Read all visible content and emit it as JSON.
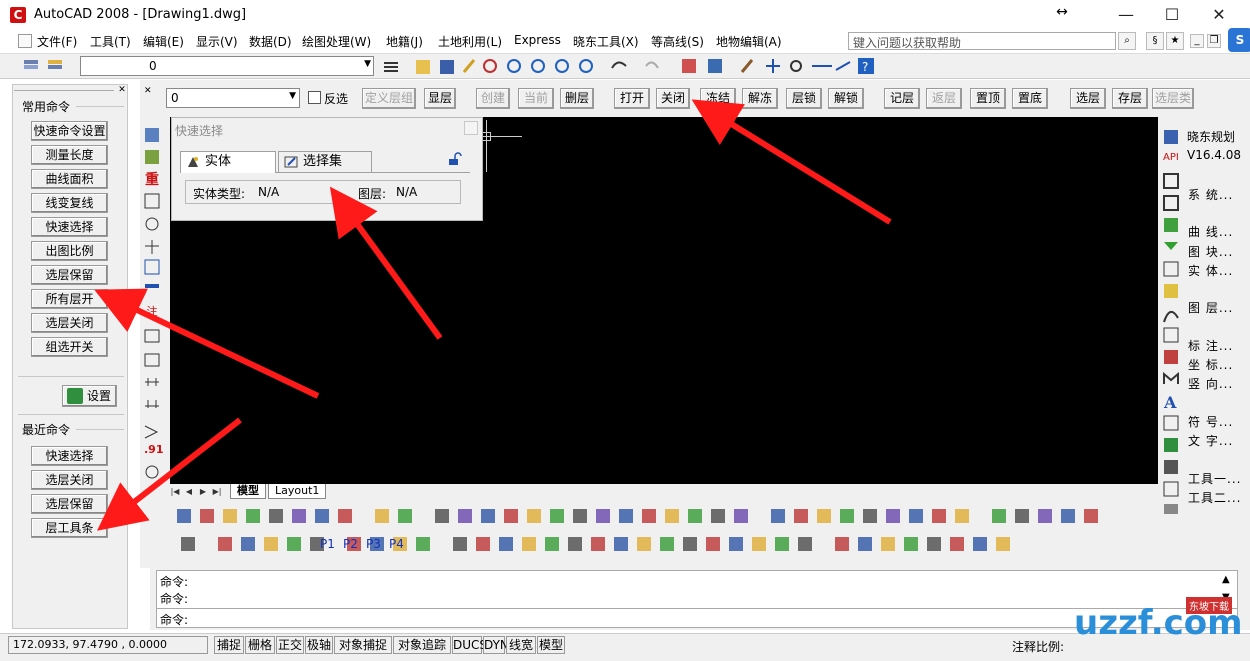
{
  "window": {
    "title": "AutoCAD 2008 - [Drawing1.dwg]",
    "app_icon_letter": "C",
    "move_glyph": "↔",
    "minimize": "—",
    "maximize": "☐",
    "close": "✕"
  },
  "menu": {
    "items": [
      "文件(F)",
      "工具(T)",
      "编辑(E)",
      "显示(V)",
      "数据(D)",
      "绘图处理(W)",
      "地籍(J)",
      "土地利用(L)",
      "Express",
      "晓东工具(X)",
      "等高线(S)",
      "地物编辑(A)"
    ],
    "help_placeholder": "键入问题以获取帮助",
    "badge": "S"
  },
  "toolbar1": {
    "layer_value": "0"
  },
  "left_panel": {
    "common_title": "常用命令",
    "common_buttons": [
      "快速命令设置",
      "测量长度",
      "曲线面积",
      "线变复线",
      "快速选择",
      "出图比例",
      "选层保留",
      "所有层开",
      "选层关闭",
      "组选开关"
    ],
    "settings_label": "设置",
    "recent_title": "最近命令",
    "recent_buttons": [
      "快速选择",
      "选层关闭",
      "选层保留",
      "层工具条"
    ]
  },
  "layer_toolbar": {
    "layer_value": "0",
    "invert_label": "反选",
    "buttons": [
      {
        "label": "定义层组",
        "disabled": true
      },
      {
        "label": "显层",
        "disabled": false
      },
      {
        "label": "创建",
        "disabled": true
      },
      {
        "label": "当前",
        "disabled": true
      },
      {
        "label": "删层",
        "disabled": false
      },
      {
        "label": "打开",
        "disabled": false
      },
      {
        "label": "关闭",
        "disabled": false
      },
      {
        "label": "冻结",
        "disabled": false
      },
      {
        "label": "解冻",
        "disabled": false
      },
      {
        "label": "层锁",
        "disabled": false
      },
      {
        "label": "解锁",
        "disabled": false
      },
      {
        "label": "记层",
        "disabled": false
      },
      {
        "label": "返层",
        "disabled": true
      },
      {
        "label": "置顶",
        "disabled": false
      },
      {
        "label": "置底",
        "disabled": false
      },
      {
        "label": "选层",
        "disabled": false
      },
      {
        "label": "存层",
        "disabled": false
      },
      {
        "label": "选层类",
        "disabled": true
      }
    ]
  },
  "vertical_toolbar": {
    "glyphs": [
      "重",
      "注",
      ".91"
    ]
  },
  "quick_select": {
    "title": "快速选择",
    "tab_entity": "实体",
    "tab_selection": "选择集",
    "entity_type_label": "实体类型:",
    "entity_type_value": "N/A",
    "layer_label": "图层:",
    "layer_value": "N/A"
  },
  "layout_tabs": {
    "model": "模型",
    "layout1": "Layout1"
  },
  "bottom_toolbar": {
    "p_labels": [
      "P1",
      "P2",
      "P3",
      "P4"
    ]
  },
  "right_panel": {
    "title": "晓东规划",
    "version": "V16.4.08",
    "api_label": "API",
    "items": [
      "系    统...",
      "曲    线...",
      "图    块...",
      "实    体...",
      "图    层...",
      "标    注...",
      "坐    标...",
      "竖    向...",
      "符    号...",
      "文    字...",
      "工具一...",
      "工具二..."
    ]
  },
  "command": {
    "lines": [
      "命令:",
      "命令:",
      "命令:"
    ]
  },
  "status": {
    "coords": "172.0933, 97.4790 , 0.0000",
    "toggles": [
      "捕捉",
      "栅格",
      "正交",
      "极轴",
      "对象捕捉",
      "对象追踪",
      "DUCS",
      "DYN",
      "线宽",
      "模型"
    ],
    "scale_label": "注释比例:"
  },
  "watermark": {
    "logo": "uzzf.com",
    "tag": "东坡下载"
  },
  "colors": {
    "accent_red": "#ff1a1a",
    "canvas": "#000000",
    "panel": "#f0f0f0"
  }
}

* * * * * * * * *

[TASK GOAL] Set down every entry word for word, but omit the pictures.

[TASK RESULT]
Read all visible content and emit it as JSON.
{
  "window": {
    "title": "AutoCAD 2008 - [Drawing1.dwg]",
    "app_icon_letter": "C",
    "move_glyph": "↔",
    "minimize": "—",
    "maximize": "☐",
    "close": "✕"
  },
  "menu": {
    "items": [
      "文件(F)",
      "工具(T)",
      "编辑(E)",
      "显示(V)",
      "数据(D)",
      "绘图处理(W)",
      "地籍(J)",
      "土地利用(L)",
      "Express",
      "晓东工具(X)",
      "等高线(S)",
      "地物编辑(A)"
    ],
    "help_placeholder": "键入问题以获取帮助",
    "badge": "S"
  },
  "toolbar1": {
    "layer_value": "0"
  },
  "left_panel": {
    "common_title": "常用命令",
    "common_buttons": [
      "快速命令设置",
      "测量长度",
      "曲线面积",
      "线变复线",
      "快速选择",
      "出图比例",
      "选层保留",
      "所有层开",
      "选层关闭",
      "组选开关"
    ],
    "settings_label": "设置",
    "recent_title": "最近命令",
    "recent_buttons": [
      "快速选择",
      "选层关闭",
      "选层保留",
      "层工具条"
    ]
  },
  "layer_toolbar": {
    "layer_value": "0",
    "invert_label": "反选",
    "buttons": [
      {
        "label": "定义层组",
        "disabled": true
      },
      {
        "label": "显层",
        "disabled": false
      },
      {
        "label": "创建",
        "disabled": true
      },
      {
        "label": "当前",
        "disabled": true
      },
      {
        "label": "删层",
        "disabled": false
      },
      {
        "label": "打开",
        "disabled": false
      },
      {
        "label": "关闭",
        "disabled": false
      },
      {
        "label": "冻结",
        "disabled": false
      },
      {
        "label": "解冻",
        "disabled": false
      },
      {
        "label": "层锁",
        "disabled": false
      },
      {
        "label": "解锁",
        "disabled": false
      },
      {
        "label": "记层",
        "disabled": false
      },
      {
        "label": "返层",
        "disabled": true
      },
      {
        "label": "置顶",
        "disabled": false
      },
      {
        "label": "置底",
        "disabled": false
      },
      {
        "label": "选层",
        "disabled": false
      },
      {
        "label": "存层",
        "disabled": false
      },
      {
        "label": "选层类",
        "disabled": true
      }
    ]
  },
  "vertical_toolbar": {
    "glyphs": [
      "重",
      "注",
      ".91"
    ]
  },
  "quick_select": {
    "title": "快速选择",
    "tab_entity": "实体",
    "tab_selection": "选择集",
    "entity_type_label": "实体类型:",
    "entity_type_value": "N/A",
    "layer_label": "图层:",
    "layer_value": "N/A"
  },
  "layout_tabs": {
    "model": "模型",
    "layout1": "Layout1"
  },
  "bottom_toolbar": {
    "p_labels": [
      "P1",
      "P2",
      "P3",
      "P4"
    ]
  },
  "right_panel": {
    "title": "晓东规划",
    "version": "V16.4.08",
    "api_label": "API",
    "items": [
      "系    统...",
      "曲    线...",
      "图    块...",
      "实    体...",
      "图    层...",
      "标    注...",
      "坐    标...",
      "竖    向...",
      "符    号...",
      "文    字...",
      "工具一...",
      "工具二..."
    ]
  },
  "command": {
    "lines": [
      "命令:",
      "命令:",
      "命令:"
    ]
  },
  "status": {
    "coords": "172.0933, 97.4790 , 0.0000",
    "toggles": [
      "捕捉",
      "栅格",
      "正交",
      "极轴",
      "对象捕捉",
      "对象追踪",
      "DUCS",
      "DYN",
      "线宽",
      "模型"
    ],
    "scale_label": "注释比例:"
  },
  "watermark": {
    "logo": "uzzf.com",
    "tag": "东坡下载"
  },
  "colors": {
    "accent_red": "#ff1a1a",
    "canvas": "#000000",
    "panel": "#f0f0f0"
  }
}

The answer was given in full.